**** Records
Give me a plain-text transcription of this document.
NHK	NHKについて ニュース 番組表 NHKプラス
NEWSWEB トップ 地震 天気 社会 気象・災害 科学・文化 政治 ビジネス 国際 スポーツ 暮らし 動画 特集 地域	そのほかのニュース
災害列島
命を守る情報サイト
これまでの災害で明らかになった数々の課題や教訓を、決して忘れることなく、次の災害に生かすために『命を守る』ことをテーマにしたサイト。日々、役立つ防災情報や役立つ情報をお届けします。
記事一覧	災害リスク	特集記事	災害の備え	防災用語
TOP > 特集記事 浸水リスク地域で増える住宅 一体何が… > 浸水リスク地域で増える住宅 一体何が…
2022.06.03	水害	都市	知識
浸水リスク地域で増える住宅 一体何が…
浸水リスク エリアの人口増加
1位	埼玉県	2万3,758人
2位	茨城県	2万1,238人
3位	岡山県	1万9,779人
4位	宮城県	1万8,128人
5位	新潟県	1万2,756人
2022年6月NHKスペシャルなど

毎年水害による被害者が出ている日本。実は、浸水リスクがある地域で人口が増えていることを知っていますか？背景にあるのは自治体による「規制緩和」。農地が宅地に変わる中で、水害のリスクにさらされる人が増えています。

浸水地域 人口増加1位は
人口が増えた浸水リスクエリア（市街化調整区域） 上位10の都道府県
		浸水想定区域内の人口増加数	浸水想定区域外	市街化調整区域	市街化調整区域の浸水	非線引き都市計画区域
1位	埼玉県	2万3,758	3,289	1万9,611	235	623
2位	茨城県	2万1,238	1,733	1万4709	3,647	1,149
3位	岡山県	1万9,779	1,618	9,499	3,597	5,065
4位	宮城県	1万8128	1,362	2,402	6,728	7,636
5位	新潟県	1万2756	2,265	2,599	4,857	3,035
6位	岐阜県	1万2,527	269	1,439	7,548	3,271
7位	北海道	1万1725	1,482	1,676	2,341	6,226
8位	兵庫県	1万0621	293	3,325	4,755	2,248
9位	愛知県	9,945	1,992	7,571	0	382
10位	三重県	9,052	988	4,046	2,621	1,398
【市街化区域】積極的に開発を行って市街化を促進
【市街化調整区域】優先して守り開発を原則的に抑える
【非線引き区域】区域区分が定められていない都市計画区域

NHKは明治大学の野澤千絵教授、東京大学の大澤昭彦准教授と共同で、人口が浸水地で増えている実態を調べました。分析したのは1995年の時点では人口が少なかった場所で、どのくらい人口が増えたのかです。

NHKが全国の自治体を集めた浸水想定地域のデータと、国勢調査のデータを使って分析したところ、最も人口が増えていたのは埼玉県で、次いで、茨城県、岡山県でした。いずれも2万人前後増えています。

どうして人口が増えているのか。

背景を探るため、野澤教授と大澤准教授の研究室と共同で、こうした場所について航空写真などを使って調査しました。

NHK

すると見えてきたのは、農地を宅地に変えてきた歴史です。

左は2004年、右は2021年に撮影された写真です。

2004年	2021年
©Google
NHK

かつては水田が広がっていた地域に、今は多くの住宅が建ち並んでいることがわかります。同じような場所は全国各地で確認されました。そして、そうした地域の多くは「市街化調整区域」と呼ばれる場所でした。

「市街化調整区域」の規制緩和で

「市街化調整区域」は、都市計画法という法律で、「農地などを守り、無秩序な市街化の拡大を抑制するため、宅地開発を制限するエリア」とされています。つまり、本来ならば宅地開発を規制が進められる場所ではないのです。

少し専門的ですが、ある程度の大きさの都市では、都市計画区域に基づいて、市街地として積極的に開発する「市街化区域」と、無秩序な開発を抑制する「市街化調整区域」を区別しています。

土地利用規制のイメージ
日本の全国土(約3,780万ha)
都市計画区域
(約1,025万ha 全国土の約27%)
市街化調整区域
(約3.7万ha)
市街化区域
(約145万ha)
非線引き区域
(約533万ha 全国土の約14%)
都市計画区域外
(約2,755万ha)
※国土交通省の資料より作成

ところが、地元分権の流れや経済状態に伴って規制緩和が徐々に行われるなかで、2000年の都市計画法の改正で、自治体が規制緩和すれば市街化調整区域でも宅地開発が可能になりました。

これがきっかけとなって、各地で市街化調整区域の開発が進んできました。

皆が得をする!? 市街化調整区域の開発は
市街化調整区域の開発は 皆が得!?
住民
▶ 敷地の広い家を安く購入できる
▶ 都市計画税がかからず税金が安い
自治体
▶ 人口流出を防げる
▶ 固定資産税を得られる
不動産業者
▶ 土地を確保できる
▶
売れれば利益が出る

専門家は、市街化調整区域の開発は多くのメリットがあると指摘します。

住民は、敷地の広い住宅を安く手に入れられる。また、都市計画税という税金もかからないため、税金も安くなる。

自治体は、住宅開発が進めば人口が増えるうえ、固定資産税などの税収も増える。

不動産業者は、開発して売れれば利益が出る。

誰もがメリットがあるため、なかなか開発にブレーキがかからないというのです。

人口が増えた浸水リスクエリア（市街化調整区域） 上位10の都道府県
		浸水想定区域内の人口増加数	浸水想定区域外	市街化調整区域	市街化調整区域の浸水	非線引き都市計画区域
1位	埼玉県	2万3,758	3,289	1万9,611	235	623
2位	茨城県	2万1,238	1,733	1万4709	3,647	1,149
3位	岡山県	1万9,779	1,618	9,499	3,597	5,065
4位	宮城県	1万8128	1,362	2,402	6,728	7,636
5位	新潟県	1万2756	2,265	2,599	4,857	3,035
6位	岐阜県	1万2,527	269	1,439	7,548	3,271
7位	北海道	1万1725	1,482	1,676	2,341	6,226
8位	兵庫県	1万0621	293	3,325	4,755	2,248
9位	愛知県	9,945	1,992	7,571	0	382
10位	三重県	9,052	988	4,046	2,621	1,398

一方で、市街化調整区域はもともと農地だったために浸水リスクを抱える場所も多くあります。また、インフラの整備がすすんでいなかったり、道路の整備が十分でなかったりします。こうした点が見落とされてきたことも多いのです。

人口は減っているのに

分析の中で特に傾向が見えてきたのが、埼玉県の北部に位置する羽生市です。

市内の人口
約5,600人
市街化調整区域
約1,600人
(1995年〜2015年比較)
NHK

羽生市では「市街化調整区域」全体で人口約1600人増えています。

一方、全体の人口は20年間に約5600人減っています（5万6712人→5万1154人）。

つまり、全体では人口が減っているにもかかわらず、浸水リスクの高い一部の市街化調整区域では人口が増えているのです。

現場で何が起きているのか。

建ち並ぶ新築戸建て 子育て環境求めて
********
Directive: Give the entries again in full, exactly as they are written.

The output:
Give me a plain-text transcription of this document.
NHK	NHKについて ニュース 番組表 NHKプラス
NEWSWEB トップ 地震 天気 社会 気象・災害 科学・文化 政治 ビジネス 国際 スポーツ 暮らし 動画 特集 地域	そのほかのニュース
災害列島
命を守る情報サイト
これまでの災害で明らかになった数々の課題や教訓を、決して忘れることなく、次の災害に生かすために『命を守る』ことをテーマにしたサイト。日々、役立つ防災情報や役立つ情報をお届けします。
記事一覧	災害リスク	特集記事	災害の備え	防災用語
TOP > 特集記事 浸水リスク地域で増える住宅 一体何が… > 浸水リスク地域で増える住宅 一体何が…
2022.06.03	水害	都市	知識
浸水リスク地域で増える住宅 一体何が…
浸水リスク エリアの人口増加
1位	埼玉県	2万3,758人
2位	茨城県	2万1,238人
3位	岡山県	1万9,779人
4位	宮城県	1万8,128人
5位	新潟県	1万2,756人
2022年6月NHKスペシャルなど

毎年水害による被害者が出ている日本。実は、浸水リスクがある地域で人口が増えていることを知っていますか？背景にあるのは自治体による「規制緩和」。農地が宅地に変わる中で、水害のリスクにさらされる人が増えています。

浸水地域 人口増加1位は
人口が増えた浸水リスクエリア（市街化調整区域） 上位10の都道府県
		浸水想定区域内の人口増加数	浸水想定区域外	市街化調整区域	市街化調整区域の浸水	非線引き都市計画区域
1位	埼玉県	2万3,758	3,289	1万9,611	235	623
2位	茨城県	2万1,238	1,733	1万4709	3,647	1,149
3位	岡山県	1万9,779	1,618	9,499	3,597	5,065
4位	宮城県	1万8128	1,362	2,402	6,728	7,636
5位	新潟県	1万2756	2,265	2,599	4,857	3,035
6位	岐阜県	1万2,527	269	1,439	7,548	3,271
7位	北海道	1万1725	1,482	1,676	2,341	6,226
8位	兵庫県	1万0621	293	3,325	4,755	2,248
9位	愛知県	9,945	1,992	7,571	0	382
10位	三重県	9,052	988	4,046	2,621	1,398
【市街化区域】積極的に開発を行って市街化を促進
【市街化調整区域】優先して守り開発を原則的に抑える
【非線引き区域】区域区分が定められていない都市計画区域

NHKは明治大学の野澤千絵教授、東京大学の大澤昭彦准教授と共同で、人口が浸水地で増えている実態を調べました。分析したのは1995年の時点では人口が少なかった場所で、どのくらい人口が増えたのかです。

NHKが全国の自治体を集めた浸水想定地域のデータと、国勢調査のデータを使って分析したところ、最も人口が増えていたのは埼玉県で、次いで、茨城県、岡山県でした。いずれも2万人前後増えています。

どうして人口が増えているのか。

背景を探るため、野澤教授と大澤准教授の研究室と共同で、こうした場所について航空写真などを使って調査しました。

NHK

すると見えてきたのは、農地を宅地に変えてきた歴史です。

左は2004年、右は2021年に撮影された写真です。

2004年	2021年
©Google
NHK

かつては水田が広がっていた地域に、今は多くの住宅が建ち並んでいることがわかります。同じような場所は全国各地で確認されました。そして、そうした地域の多くは「市街化調整区域」と呼ばれる場所でした。

「市街化調整区域」の規制緩和で

「市街化調整区域」は、都市計画法という法律で、「農地などを守り、無秩序な市街化の拡大を抑制するため、宅地開発を制限するエリア」とされています。つまり、本来ならば宅地開発を規制が進められる場所ではないのです。

少し専門的ですが、ある程度の大きさの都市では、都市計画区域に基づいて、市街地として積極的に開発する「市街化区域」と、無秩序な開発を抑制する「市街化調整区域」を区別しています。

土地利用規制のイメージ
日本の全国土(約3,780万ha)
都市計画区域
(約1,025万ha 全国土の約27%)
市街化調整区域
(約3.7万ha)
市街化区域
(約145万ha)
非線引き区域
(約533万ha 全国土の約14%)
都市計画区域外
(約2,755万ha)
※国土交通省の資料より作成

ところが、地元分権の流れや経済状態に伴って規制緩和が徐々に行われるなかで、2000年の都市計画法の改正で、自治体が規制緩和すれば市街化調整区域でも宅地開発が可能になりました。

これがきっかけとなって、各地で市街化調整区域の開発が進んできました。

皆が得をする!? 市街化調整区域の開発は
市街化調整区域の開発は 皆が得!?
住民
▶ 敷地の広い家を安く購入できる
▶ 都市計画税がかからず税金が安い
自治体
▶ 人口流出を防げる
▶ 固定資産税を得られる
不動産業者
▶ 土地を確保できる
▶
売れれば利益が出る

専門家は、市街化調整区域の開発は多くのメリットがあると指摘します。

住民は、敷地の広い住宅を安く手に入れられる。また、都市計画税という税金もかからないため、税金も安くなる。

自治体は、住宅開発が進めば人口が増えるうえ、固定資産税などの税収も増える。

不動産業者は、開発して売れれば利益が出る。

誰もがメリットがあるため、なかなか開発にブレーキがかからないというのです。

人口が増えた浸水リスクエリア（市街化調整区域） 上位10の都道府県
		浸水想定区域内の人口増加数	浸水想定区域外	市街化調整区域	市街化調整区域の浸水	非線引き都市計画区域
1位	埼玉県	2万3,758	3,289	1万9,611	235	623
2位	茨城県	2万1,238	1,733	1万4709	3,647	1,149
3位	岡山県	1万9,779	1,618	9,499	3,597	5,065
4位	宮城県	1万8128	1,362	2,402	6,728	7,636
5位	新潟県	1万2756	2,265	2,599	4,857	3,035
6位	岐阜県	1万2,527	269	1,439	7,548	3,271
7位	北海道	1万1725	1,482	1,676	2,341	6,226
8位	兵庫県	1万0621	293	3,325	4,755	2,248
9位	愛知県	9,945	1,992	7,571	0	382
10位	三重県	9,052	988	4,046	2,621	1,398

一方で、市街化調整区域はもともと農地だったために浸水リスクを抱える場所も多くあります。また、インフラの整備がすすんでいなかったり、道路の整備が十分でなかったりします。こうした点が見落とされてきたことも多いのです。

人口は減っているのに

分析の中で特に傾向が見えてきたのが、埼玉県の北部に位置する羽生市です。

市内の人口
約5,600人
市街化調整区域
約1,600人
(1995年〜2015年比較)
NHK

羽生市では「市街化調整区域」全体で人口約1600人増えています。

一方、全体の人口は20年間に約5600人減っています（5万6712人→5万1154人）。

つまり、全体では人口が減っているにもかかわらず、浸水リスクの高い一部の市街化調整区域では人口が増えているのです。

現場で何が起きているのか。

建ち並ぶ新築戸建て 子育て環境求めて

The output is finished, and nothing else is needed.